◆ **Written task**
Return all lines that include the string "title".

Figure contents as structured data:
++++++
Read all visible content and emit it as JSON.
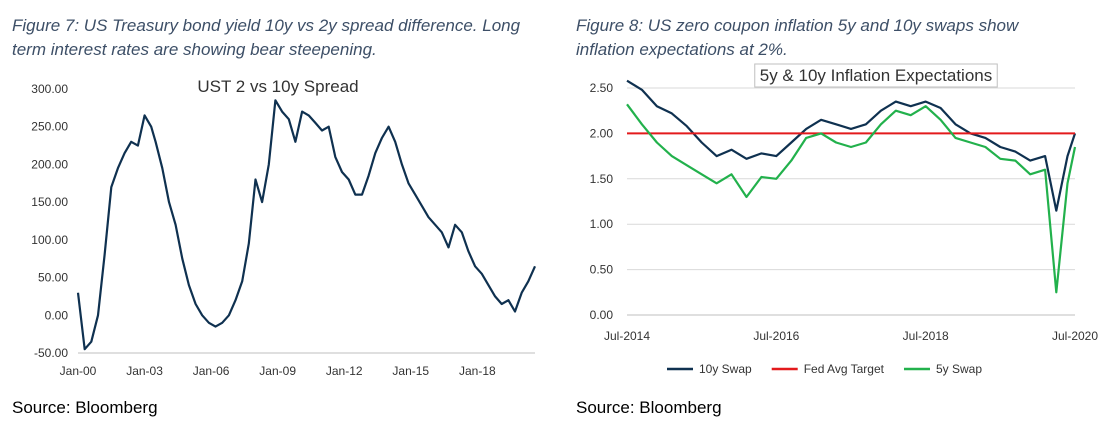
{
  "figures": [
    {
      "caption": "Figure 7: US Treasury bond yield 10y vs 2y spread difference. Long\nterm interest rates are showing bear steepening.",
      "source": "Source: Bloomberg"
    },
    {
      "caption": "Figure 8: US zero coupon inflation 5y and 10y swaps show\ninflation expectations at 2%.",
      "source": "Source: Bloomberg"
    }
  ],
  "colors": {
    "navy": "#0f3150",
    "red": "#e31a1c",
    "green": "#22b14c",
    "grid": "#d9d9d9"
  },
  "chart_data": [
    {
      "type": "line",
      "title": "UST 2 vs 10y Spread",
      "xlabel": "",
      "ylabel": "",
      "x_ticks": [
        2000,
        2003,
        2006,
        2009,
        2012,
        2015,
        2018
      ],
      "x_tick_labels": [
        "Jan-00",
        "Jan-03",
        "Jan-06",
        "Jan-09",
        "Jan-12",
        "Jan-15",
        "Jan-18"
      ],
      "xlim": [
        2000,
        2020.6
      ],
      "ylim": [
        -50,
        300
      ],
      "y_ticks": [
        -50,
        0,
        50,
        100,
        150,
        200,
        250,
        300
      ],
      "y_tick_labels": [
        "-50.00",
        "0.00",
        "50.00",
        "100.00",
        "150.00",
        "200.00",
        "250.00",
        "300.00"
      ],
      "grid": false,
      "series": [
        {
          "name": "",
          "color": "#0f3150",
          "x": [
            2000.0,
            2000.3,
            2000.6,
            2000.9,
            2001.2,
            2001.5,
            2001.8,
            2002.1,
            2002.4,
            2002.7,
            2003.0,
            2003.3,
            2003.5,
            2003.8,
            2004.1,
            2004.4,
            2004.7,
            2005.0,
            2005.3,
            2005.6,
            2005.9,
            2006.2,
            2006.5,
            2006.8,
            2007.1,
            2007.4,
            2007.7,
            2008.0,
            2008.3,
            2008.6,
            2008.9,
            2009.2,
            2009.5,
            2009.8,
            2010.1,
            2010.4,
            2010.7,
            2011.0,
            2011.3,
            2011.6,
            2011.9,
            2012.2,
            2012.5,
            2012.8,
            2013.1,
            2013.4,
            2013.7,
            2014.0,
            2014.3,
            2014.6,
            2014.9,
            2015.2,
            2015.5,
            2015.8,
            2016.1,
            2016.4,
            2016.7,
            2017.0,
            2017.3,
            2017.6,
            2017.9,
            2018.2,
            2018.5,
            2018.8,
            2019.1,
            2019.4,
            2019.7,
            2020.0,
            2020.3,
            2020.6
          ],
          "y": [
            30,
            -45,
            -35,
            0,
            80,
            170,
            195,
            215,
            230,
            225,
            265,
            250,
            230,
            195,
            150,
            120,
            75,
            40,
            15,
            0,
            -10,
            -15,
            -10,
            0,
            20,
            45,
            95,
            180,
            150,
            200,
            285,
            270,
            260,
            230,
            270,
            265,
            255,
            245,
            250,
            210,
            190,
            180,
            160,
            160,
            185,
            215,
            235,
            250,
            230,
            200,
            175,
            160,
            145,
            130,
            120,
            110,
            90,
            120,
            110,
            85,
            65,
            55,
            40,
            25,
            15,
            20,
            5,
            30,
            45,
            65
          ]
        }
      ]
    },
    {
      "type": "line",
      "title": "5y & 10y Inflation Expectations",
      "xlabel": "",
      "ylabel": "",
      "x_ticks": [
        2014.5,
        2016.5,
        2018.5,
        2020.5
      ],
      "x_tick_labels": [
        "Jul-2014",
        "Jul-2016",
        "Jul-2018",
        "Jul-2020"
      ],
      "xlim": [
        2014.5,
        2020.5
      ],
      "ylim": [
        0,
        2.5
      ],
      "y_ticks": [
        0,
        0.5,
        1.0,
        1.5,
        2.0,
        2.5
      ],
      "y_tick_labels": [
        "0.00",
        "0.50",
        "1.00",
        "1.50",
        "2.00",
        "2.50"
      ],
      "grid": true,
      "legend_position": "bottom",
      "series": [
        {
          "name": "10y Swap",
          "color": "#0f3150",
          "x": [
            2014.5,
            2014.7,
            2014.9,
            2015.1,
            2015.3,
            2015.5,
            2015.7,
            2015.9,
            2016.1,
            2016.3,
            2016.5,
            2016.7,
            2016.9,
            2017.1,
            2017.3,
            2017.5,
            2017.7,
            2017.9,
            2018.1,
            2018.3,
            2018.5,
            2018.7,
            2018.9,
            2019.1,
            2019.3,
            2019.5,
            2019.7,
            2019.9,
            2020.1,
            2020.25,
            2020.4,
            2020.5
          ],
          "y": [
            2.58,
            2.48,
            2.3,
            2.22,
            2.08,
            1.9,
            1.75,
            1.82,
            1.72,
            1.78,
            1.75,
            1.9,
            2.05,
            2.15,
            2.1,
            2.05,
            2.1,
            2.25,
            2.35,
            2.3,
            2.35,
            2.28,
            2.1,
            2.0,
            1.95,
            1.85,
            1.8,
            1.7,
            1.75,
            1.15,
            1.75,
            2.0
          ]
        },
        {
          "name": "Fed Avg Target",
          "color": "#e31a1c",
          "x": [
            2014.5,
            2020.5
          ],
          "y": [
            2.0,
            2.0
          ]
        },
        {
          "name": "5y Swap",
          "color": "#22b14c",
          "x": [
            2014.5,
            2014.7,
            2014.9,
            2015.1,
            2015.3,
            2015.5,
            2015.7,
            2015.9,
            2016.1,
            2016.3,
            2016.5,
            2016.7,
            2016.9,
            2017.1,
            2017.3,
            2017.5,
            2017.7,
            2017.9,
            2018.1,
            2018.3,
            2018.5,
            2018.7,
            2018.9,
            2019.1,
            2019.3,
            2019.5,
            2019.7,
            2019.9,
            2020.1,
            2020.25,
            2020.4,
            2020.5
          ],
          "y": [
            2.32,
            2.1,
            1.9,
            1.75,
            1.65,
            1.55,
            1.45,
            1.55,
            1.3,
            1.52,
            1.5,
            1.7,
            1.95,
            2.0,
            1.9,
            1.85,
            1.9,
            2.1,
            2.25,
            2.2,
            2.3,
            2.15,
            1.95,
            1.9,
            1.85,
            1.72,
            1.7,
            1.55,
            1.6,
            0.25,
            1.45,
            1.85
          ]
        }
      ]
    }
  ]
}
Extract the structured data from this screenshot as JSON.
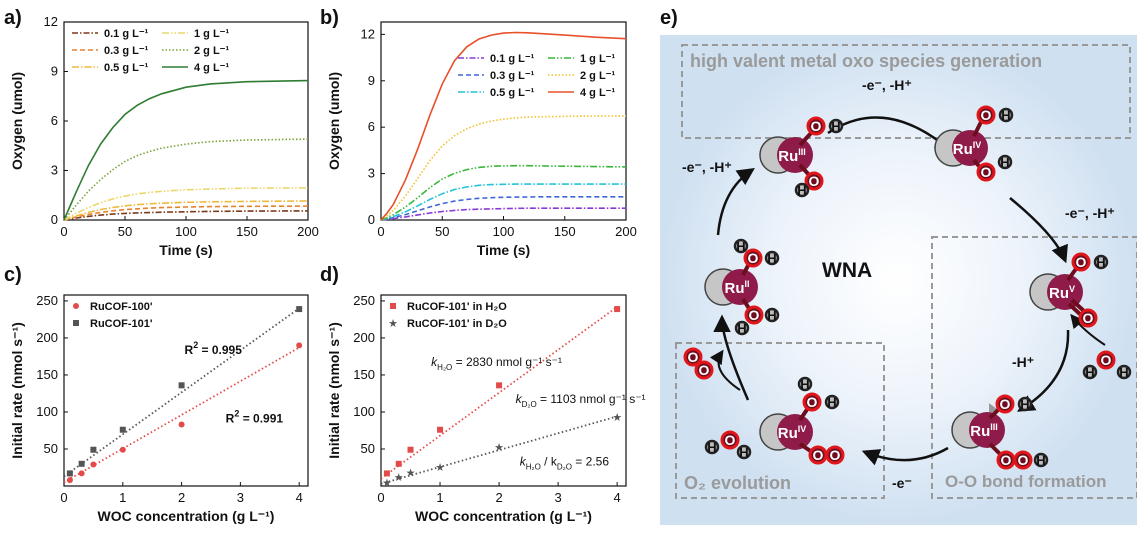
{
  "panel_labels": {
    "a": "a)",
    "b": "b)",
    "c": "c)",
    "d": "d)",
    "e": "e)"
  },
  "chart_data": [
    {
      "id": "a",
      "type": "line",
      "xlabel": "Time (s)",
      "ylabel": "Oxygen (umol)",
      "xlim": [
        0,
        200
      ],
      "ylim": [
        0,
        12
      ],
      "xticks": [
        0,
        50,
        100,
        150,
        200
      ],
      "yticks": [
        0,
        3,
        6,
        9,
        12
      ],
      "grid": false,
      "legend_position": "top-left, two columns",
      "x": [
        0,
        5,
        10,
        20,
        30,
        40,
        50,
        60,
        70,
        80,
        100,
        120,
        150,
        200
      ],
      "series": [
        {
          "name": "0.1 g L⁻¹",
          "color": "#7a3b1a",
          "dash": "6 2 1.5 2",
          "values": [
            0,
            0.06,
            0.12,
            0.22,
            0.3,
            0.36,
            0.4,
            0.43,
            0.45,
            0.47,
            0.5,
            0.52,
            0.54,
            0.55
          ]
        },
        {
          "name": "0.3 g L⁻¹",
          "color": "#e8812b",
          "dash": "5 3",
          "values": [
            0,
            0.09,
            0.18,
            0.34,
            0.46,
            0.56,
            0.63,
            0.68,
            0.72,
            0.75,
            0.79,
            0.81,
            0.83,
            0.84
          ]
        },
        {
          "name": "0.5 g L⁻¹",
          "color": "#ecb93a",
          "dash": "7 2 1.5 2",
          "values": [
            0,
            0.12,
            0.24,
            0.46,
            0.63,
            0.76,
            0.86,
            0.93,
            0.98,
            1.02,
            1.07,
            1.1,
            1.13,
            1.15
          ]
        },
        {
          "name": "1 g L⁻¹",
          "color": "#ecd76a",
          "dash": "7 2 1.5 2 1.5 2",
          "values": [
            0,
            0.2,
            0.4,
            0.76,
            1.05,
            1.28,
            1.45,
            1.58,
            1.67,
            1.74,
            1.83,
            1.88,
            1.93,
            1.95
          ]
        },
        {
          "name": "2 g L⁻¹",
          "color": "#7ba33a",
          "dash": "1.5 2",
          "values": [
            0,
            0.45,
            0.9,
            1.75,
            2.45,
            3.05,
            3.55,
            3.9,
            4.15,
            4.35,
            4.6,
            4.75,
            4.85,
            4.9
          ]
        },
        {
          "name": "4 g L⁻¹",
          "color": "#2e7d32",
          "dash": "",
          "values": [
            0,
            0.85,
            1.7,
            3.3,
            4.6,
            5.6,
            6.4,
            6.95,
            7.35,
            7.65,
            8.05,
            8.25,
            8.38,
            8.45
          ]
        }
      ]
    },
    {
      "id": "b",
      "type": "line",
      "xlabel": "Time (s)",
      "ylabel": "Oxygen (umol)",
      "xlim": [
        0,
        200
      ],
      "ylim": [
        0,
        12.8
      ],
      "xticks": [
        0,
        50,
        100,
        150,
        200
      ],
      "yticks": [
        0,
        3,
        6,
        9,
        12
      ],
      "grid": false,
      "legend_position": "upper middle, two columns",
      "x": [
        0,
        5,
        10,
        20,
        30,
        40,
        50,
        60,
        70,
        80,
        90,
        100,
        110,
        120,
        130,
        150,
        175,
        200
      ],
      "series": [
        {
          "name": "0.1 g L⁻¹",
          "color": "#8a3ad6",
          "dash": "6 2 1.5 2",
          "values": [
            0,
            0.04,
            0.09,
            0.2,
            0.33,
            0.45,
            0.55,
            0.62,
            0.67,
            0.7,
            0.72,
            0.74,
            0.75,
            0.76,
            0.76,
            0.76,
            0.76,
            0.76
          ]
        },
        {
          "name": "0.3 g L⁻¹",
          "color": "#3f68d8",
          "dash": "5 3",
          "values": [
            0,
            0.07,
            0.15,
            0.35,
            0.6,
            0.85,
            1.06,
            1.22,
            1.33,
            1.4,
            1.44,
            1.47,
            1.48,
            1.49,
            1.5,
            1.5,
            1.5,
            1.5
          ]
        },
        {
          "name": "0.5 g L⁻¹",
          "color": "#26c3d9",
          "dash": "7 2 1.5 2",
          "values": [
            0,
            0.1,
            0.22,
            0.53,
            0.92,
            1.33,
            1.7,
            1.97,
            2.14,
            2.24,
            2.29,
            2.31,
            2.32,
            2.32,
            2.32,
            2.32,
            2.32,
            2.32
          ]
        },
        {
          "name": "1 g L⁻¹",
          "color": "#37b73a",
          "dash": "7 2 1.5 2 1.5 2",
          "values": [
            0,
            0.15,
            0.34,
            0.84,
            1.45,
            2.1,
            2.65,
            3.02,
            3.26,
            3.4,
            3.47,
            3.5,
            3.51,
            3.51,
            3.5,
            3.48,
            3.45,
            3.43
          ]
        },
        {
          "name": "2 g L⁻¹",
          "color": "#f2c12a",
          "dash": "1.5 2",
          "values": [
            0,
            0.28,
            0.62,
            1.55,
            2.7,
            3.85,
            4.8,
            5.45,
            5.9,
            6.2,
            6.4,
            6.52,
            6.6,
            6.65,
            6.68,
            6.7,
            6.72,
            6.73
          ]
        },
        {
          "name": "4 g L⁻¹",
          "color": "#e8502a",
          "dash": "",
          "values": [
            0,
            0.45,
            1.0,
            2.6,
            4.6,
            6.8,
            8.8,
            10.3,
            11.2,
            11.7,
            11.95,
            12.08,
            12.12,
            12.1,
            12.05,
            11.95,
            11.82,
            11.72
          ]
        }
      ]
    },
    {
      "id": "c",
      "type": "scatter",
      "xlabel": "WOC concentration (g L⁻¹)",
      "ylabel": "Initial rate (nmol s⁻¹)",
      "xlim": [
        0,
        4.15
      ],
      "ylim": [
        0,
        258
      ],
      "xticks": [
        0,
        1,
        2,
        3,
        4
      ],
      "yticks": [
        50,
        100,
        150,
        200,
        250
      ],
      "grid": false,
      "legend_position": "top-left",
      "series": [
        {
          "name": "RuCOF-100'",
          "color": "#e34a4a",
          "marker": "circle",
          "x": [
            0.1,
            0.3,
            0.5,
            1,
            2,
            4
          ],
          "y": [
            8,
            17,
            29,
            49,
            83,
            190
          ],
          "fit": [
            [
              0,
              5
            ],
            [
              4,
              187
            ]
          ]
        },
        {
          "name": "RuCOF-101'",
          "color": "#555555",
          "marker": "square",
          "x": [
            0.1,
            0.3,
            0.5,
            1,
            2,
            4
          ],
          "y": [
            17,
            30,
            49,
            76,
            136,
            239
          ],
          "fit": [
            [
              0,
              13
            ],
            [
              4,
              240
            ]
          ]
        }
      ],
      "annotations": [
        {
          "text": "R",
          "sup": "2",
          "rest": " = 0.995",
          "x": 2.05,
          "y": 178
        },
        {
          "text": "R",
          "sup": "2",
          "rest": " = 0.991",
          "x": 2.75,
          "y": 86
        }
      ]
    },
    {
      "id": "d",
      "type": "scatter",
      "xlabel": "WOC concentration (g L⁻¹)",
      "ylabel": "Initial rate (nmol s⁻¹)",
      "xlim": [
        0,
        4.15
      ],
      "ylim": [
        0,
        258
      ],
      "xticks": [
        0,
        1,
        2,
        3,
        4
      ],
      "yticks": [
        50,
        100,
        150,
        200,
        250
      ],
      "grid": false,
      "legend_position": "top-left",
      "series": [
        {
          "name": "RuCOF-101' in H₂O",
          "color": "#e34a4a",
          "marker": "square",
          "x": [
            0.1,
            0.3,
            0.5,
            1,
            2,
            4
          ],
          "y": [
            17,
            30,
            49,
            76,
            136,
            239
          ],
          "fit": [
            [
              0,
              10
            ],
            [
              4,
              242
            ]
          ]
        },
        {
          "name": "RuCOF-101' in D₂O",
          "color": "#555555",
          "marker": "star",
          "x": [
            0.1,
            0.3,
            0.5,
            1,
            2,
            4
          ],
          "y": [
            5,
            12,
            18,
            26,
            53,
            93
          ],
          "fit": [
            [
              0,
              3
            ],
            [
              4,
              94
            ]
          ]
        }
      ],
      "annotations": [
        {
          "text": "k",
          "sub": "H₂O",
          "rest": " = 2830 nmol g⁻¹ s⁻¹",
          "x": 0.85,
          "y": 162
        },
        {
          "text": "k",
          "sub": "D₂O",
          "rest": " = 1103 nmol g⁻¹ s⁻¹",
          "x": 2.28,
          "y": 112
        },
        {
          "text": "k",
          "sub": "H₂O",
          "rest": " / k",
          "sub2": "D₂O",
          "rest2": " = 2.56",
          "x": 2.35,
          "y": 28
        }
      ]
    }
  ],
  "scheme": {
    "box_top": "high valent metal oxo species generation",
    "box_right": "O-O bond formation",
    "box_left": "O₂ evolution",
    "center": "WNA",
    "step_top": "-e⁻, -H⁺",
    "step_left": "-e⁻, -H⁺",
    "step_right": "-e⁻, -H⁺",
    "step_mid": "-H⁺",
    "step_bottom": "-e⁻",
    "ru3_top": "Ru",
    "ru3_top_ox": "III",
    "ru4_top": "Ru",
    "ru4_top_ox": "IV",
    "ru5": "Ru",
    "ru5_ox": "V",
    "ru3_bot": "Ru",
    "ru3_bot_ox": "III",
    "ru4_bot": "Ru",
    "ru4_bot_ox": "IV",
    "ru2": "Ru",
    "ru2_ox": "II",
    "atom_o": "O",
    "atom_h": "H"
  }
}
++++++
◆ **Exercise result**
      "title": "UST 2 vs 10y Spread",
      "title": "5y & 10y Inflation Expectations",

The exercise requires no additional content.